YOUR INSTRUCTIONS: Write out all the lines again, precisely as they stand, but without the images.

Stored dataset items:
.....
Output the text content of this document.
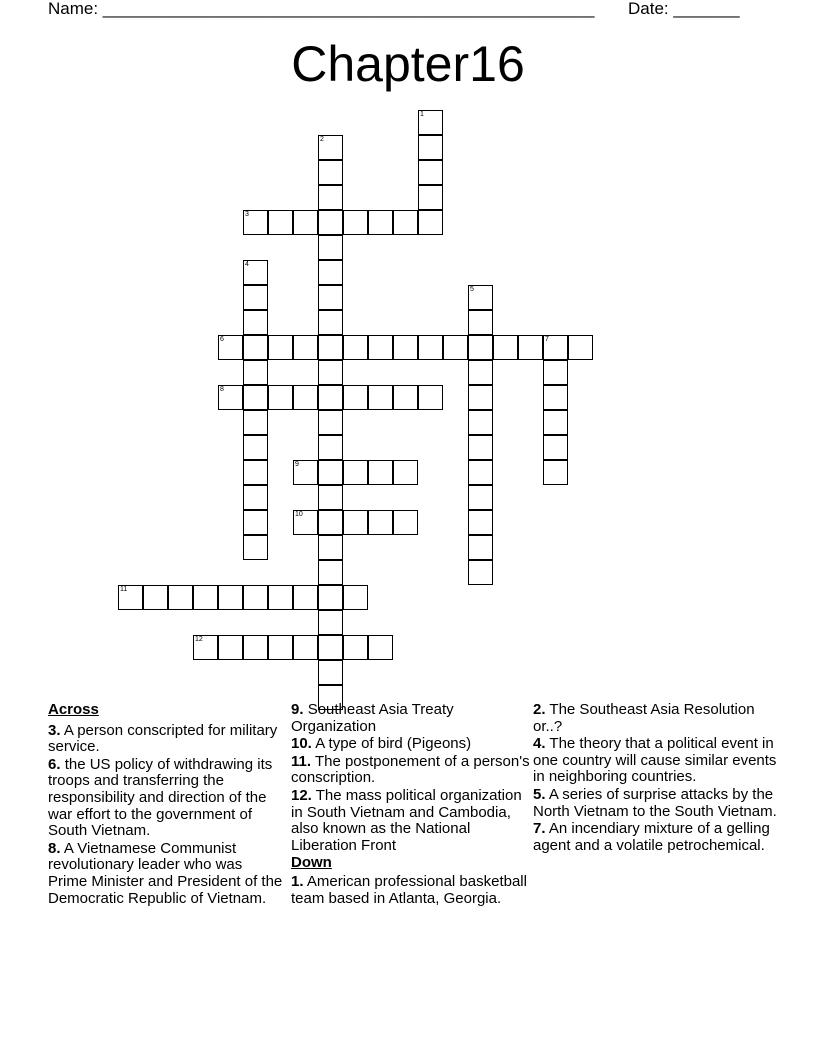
Name: ____________________________________________________ Date: _______
Chapter16
1
2
3
4
5
6	7
8
9
10
11
12
Across
3. A person conscripted for military service.
6. the US policy of withdrawing its troops and transferring the responsibility and direction of the war effort to the government of South Vietnam.
8. A Vietnamese Communist revolutionary leader who was Prime Minister and President of the Democratic Republic of Vietnam.
9. Southeast Asia Treaty Organization
10. A type of bird (Pigeons)
11. The postponement of a person's conscription.
12. The mass political organization in South Vietnam and Cambodia, also known as the National Liberation Front
Down
1. American professional basketball team based in Atlanta, Georgia.
2. The Southeast Asia Resolution or..?
4. The theory that a political event in one country will cause similar events in neighboring countries.
5. A series of surprise attacks by the North Vietnam to the South Vietnam.
7. An incendiary mixture of a gelling agent and a volatile petrochemical.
.....
RESULT OF THIS EXERCISE:
Output the text content of this document.
Name: ____________________________________________________ Date: _______
Chapter16
1
2
3
4
5
6	7
8
9
10
11
12
Across
3. A person conscripted for military service.
6. the US policy of withdrawing its troops and transferring the responsibility and direction of the war effort to the government of South Vietnam.
8. A Vietnamese Communist revolutionary leader who was Prime Minister and President of the Democratic Republic of Vietnam.
9. Southeast Asia Treaty Organization
10. A type of bird (Pigeons)
11. The postponement of a person's conscription.
12. The mass political organization in South Vietnam and Cambodia, also known as the National Liberation Front
Down
1. American professional basketball team based in Atlanta, Georgia.
2. The Southeast Asia Resolution or..?
4. The theory that a political event in one country will cause similar events in neighboring countries.
5. A series of surprise attacks by the North Vietnam to the South Vietnam.
7. An incendiary mixture of a gelling agent and a volatile petrochemical.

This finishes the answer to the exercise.